> **Working data**:
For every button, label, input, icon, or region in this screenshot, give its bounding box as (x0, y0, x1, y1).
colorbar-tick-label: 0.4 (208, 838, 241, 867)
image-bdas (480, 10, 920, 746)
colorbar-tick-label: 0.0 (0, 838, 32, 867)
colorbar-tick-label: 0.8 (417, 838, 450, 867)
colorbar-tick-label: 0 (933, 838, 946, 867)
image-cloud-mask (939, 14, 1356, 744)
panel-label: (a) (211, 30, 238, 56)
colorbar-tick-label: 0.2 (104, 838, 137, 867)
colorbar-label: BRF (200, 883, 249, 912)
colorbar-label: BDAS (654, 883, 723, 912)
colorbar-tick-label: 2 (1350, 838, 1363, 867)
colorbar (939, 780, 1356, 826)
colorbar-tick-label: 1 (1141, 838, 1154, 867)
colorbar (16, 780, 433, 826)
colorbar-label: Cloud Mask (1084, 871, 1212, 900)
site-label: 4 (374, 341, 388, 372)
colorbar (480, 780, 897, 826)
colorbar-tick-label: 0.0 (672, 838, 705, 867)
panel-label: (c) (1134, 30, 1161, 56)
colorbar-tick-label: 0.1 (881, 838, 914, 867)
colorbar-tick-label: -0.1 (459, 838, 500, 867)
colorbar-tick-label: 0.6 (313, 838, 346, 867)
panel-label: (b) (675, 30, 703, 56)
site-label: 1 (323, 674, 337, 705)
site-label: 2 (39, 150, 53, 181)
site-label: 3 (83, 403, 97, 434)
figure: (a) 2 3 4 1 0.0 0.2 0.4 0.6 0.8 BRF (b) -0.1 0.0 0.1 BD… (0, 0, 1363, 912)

> **Exercise description**: Please reproduce every line of the data above character for character, with nothing added, dropped, or changed.

> **Final result**:
For every button, label, input, icon, or region in this screenshot, give its bounding box as (x0, y0, x1, y1).
colorbar-tick-label: 0.4 (208, 838, 241, 867)
image-bdas (480, 10, 920, 746)
colorbar-tick-label: 0.0 (0, 838, 32, 867)
colorbar-tick-label: 0.8 (417, 838, 450, 867)
colorbar-tick-label: 0 (933, 838, 946, 867)
image-cloud-mask (939, 14, 1356, 744)
panel-label: (a) (211, 30, 238, 56)
colorbar-tick-label: 0.2 (104, 838, 137, 867)
colorbar-label: BRF (200, 883, 249, 912)
colorbar-label: BDAS (654, 883, 723, 912)
colorbar-tick-label: 2 (1350, 838, 1363, 867)
colorbar (939, 780, 1356, 826)
colorbar-tick-label: 1 (1141, 838, 1154, 867)
colorbar (16, 780, 433, 826)
colorbar-label: Cloud Mask (1084, 871, 1212, 900)
site-label: 4 (374, 341, 388, 372)
colorbar (480, 780, 897, 826)
colorbar-tick-label: 0.0 (672, 838, 705, 867)
panel-label: (c) (1134, 30, 1161, 56)
colorbar-tick-label: 0.1 (881, 838, 914, 867)
colorbar-tick-label: -0.1 (459, 838, 500, 867)
colorbar-tick-label: 0.6 (313, 838, 346, 867)
panel-label: (b) (675, 30, 703, 56)
site-label: 1 (323, 674, 337, 705)
site-label: 2 (39, 150, 53, 181)
site-label: 3 (83, 403, 97, 434)
figure: (a) 2 3 4 1 0.0 0.2 0.4 0.6 0.8 BRF (b) -0.1 0.0 0.1 BD… (0, 0, 1363, 912)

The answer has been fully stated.